» Problem description
Which lines in the records below contain the word "Date"? Copy each of them.

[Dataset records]

-- BEGIN --

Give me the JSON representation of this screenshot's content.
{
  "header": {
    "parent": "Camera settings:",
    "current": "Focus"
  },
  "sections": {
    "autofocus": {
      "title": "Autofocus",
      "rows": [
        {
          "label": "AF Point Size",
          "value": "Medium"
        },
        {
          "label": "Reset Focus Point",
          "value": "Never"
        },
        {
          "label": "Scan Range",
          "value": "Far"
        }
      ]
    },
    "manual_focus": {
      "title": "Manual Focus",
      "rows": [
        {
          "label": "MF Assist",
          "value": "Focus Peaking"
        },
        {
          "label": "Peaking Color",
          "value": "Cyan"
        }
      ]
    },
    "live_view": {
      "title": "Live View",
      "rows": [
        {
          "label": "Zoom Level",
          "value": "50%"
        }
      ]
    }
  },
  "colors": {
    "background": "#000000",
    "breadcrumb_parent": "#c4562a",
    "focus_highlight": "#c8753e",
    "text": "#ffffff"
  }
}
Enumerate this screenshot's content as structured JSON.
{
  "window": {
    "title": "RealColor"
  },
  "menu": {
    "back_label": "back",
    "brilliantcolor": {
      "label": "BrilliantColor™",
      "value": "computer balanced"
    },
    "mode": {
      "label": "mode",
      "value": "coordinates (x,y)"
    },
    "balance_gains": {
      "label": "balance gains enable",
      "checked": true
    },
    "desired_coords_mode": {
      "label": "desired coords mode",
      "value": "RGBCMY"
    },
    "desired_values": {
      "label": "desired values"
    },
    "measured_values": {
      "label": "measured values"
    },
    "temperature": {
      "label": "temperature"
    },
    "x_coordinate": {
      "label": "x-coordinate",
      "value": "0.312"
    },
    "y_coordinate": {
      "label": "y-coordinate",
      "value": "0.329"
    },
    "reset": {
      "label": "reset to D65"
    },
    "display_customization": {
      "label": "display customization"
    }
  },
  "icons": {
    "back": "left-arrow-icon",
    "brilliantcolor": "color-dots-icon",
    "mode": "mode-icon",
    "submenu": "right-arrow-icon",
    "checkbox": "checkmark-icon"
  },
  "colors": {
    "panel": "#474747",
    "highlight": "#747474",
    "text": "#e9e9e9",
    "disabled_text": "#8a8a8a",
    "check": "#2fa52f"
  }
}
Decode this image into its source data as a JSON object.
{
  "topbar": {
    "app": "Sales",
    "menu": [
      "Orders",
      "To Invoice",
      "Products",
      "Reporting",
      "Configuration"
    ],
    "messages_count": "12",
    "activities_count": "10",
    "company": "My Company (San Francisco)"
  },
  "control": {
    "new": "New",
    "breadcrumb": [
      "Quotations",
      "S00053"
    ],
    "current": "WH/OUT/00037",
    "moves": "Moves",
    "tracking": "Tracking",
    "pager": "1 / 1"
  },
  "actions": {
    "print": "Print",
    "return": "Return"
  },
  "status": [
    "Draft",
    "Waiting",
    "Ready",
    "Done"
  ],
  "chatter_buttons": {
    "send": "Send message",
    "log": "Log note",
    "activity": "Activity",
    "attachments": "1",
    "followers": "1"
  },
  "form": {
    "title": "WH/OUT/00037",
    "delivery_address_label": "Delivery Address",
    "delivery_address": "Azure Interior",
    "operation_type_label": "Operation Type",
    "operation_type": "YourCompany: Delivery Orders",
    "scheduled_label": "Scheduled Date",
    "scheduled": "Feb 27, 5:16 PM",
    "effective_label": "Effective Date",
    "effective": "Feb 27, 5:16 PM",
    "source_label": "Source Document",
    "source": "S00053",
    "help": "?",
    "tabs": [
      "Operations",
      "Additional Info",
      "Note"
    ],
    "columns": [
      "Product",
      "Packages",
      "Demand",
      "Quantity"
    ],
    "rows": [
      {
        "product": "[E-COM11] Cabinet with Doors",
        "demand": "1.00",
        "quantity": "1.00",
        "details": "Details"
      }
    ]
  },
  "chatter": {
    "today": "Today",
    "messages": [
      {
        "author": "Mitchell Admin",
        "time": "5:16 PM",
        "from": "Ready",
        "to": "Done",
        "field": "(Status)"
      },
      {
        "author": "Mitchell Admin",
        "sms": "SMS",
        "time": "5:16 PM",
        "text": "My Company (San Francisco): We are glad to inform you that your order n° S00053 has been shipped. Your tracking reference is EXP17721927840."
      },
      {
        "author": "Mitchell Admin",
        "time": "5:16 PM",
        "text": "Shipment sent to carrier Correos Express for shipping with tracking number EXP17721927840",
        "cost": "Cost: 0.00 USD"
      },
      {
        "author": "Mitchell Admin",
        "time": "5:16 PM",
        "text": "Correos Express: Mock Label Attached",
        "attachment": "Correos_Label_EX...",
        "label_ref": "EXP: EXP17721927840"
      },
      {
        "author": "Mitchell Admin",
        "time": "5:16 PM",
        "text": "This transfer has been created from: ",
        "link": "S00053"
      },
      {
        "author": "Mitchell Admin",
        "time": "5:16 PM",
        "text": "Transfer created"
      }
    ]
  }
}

-- END --

» Solution to the exercise
    "scheduled_label": "Scheduled Date",
    "effective_label": "Effective Date",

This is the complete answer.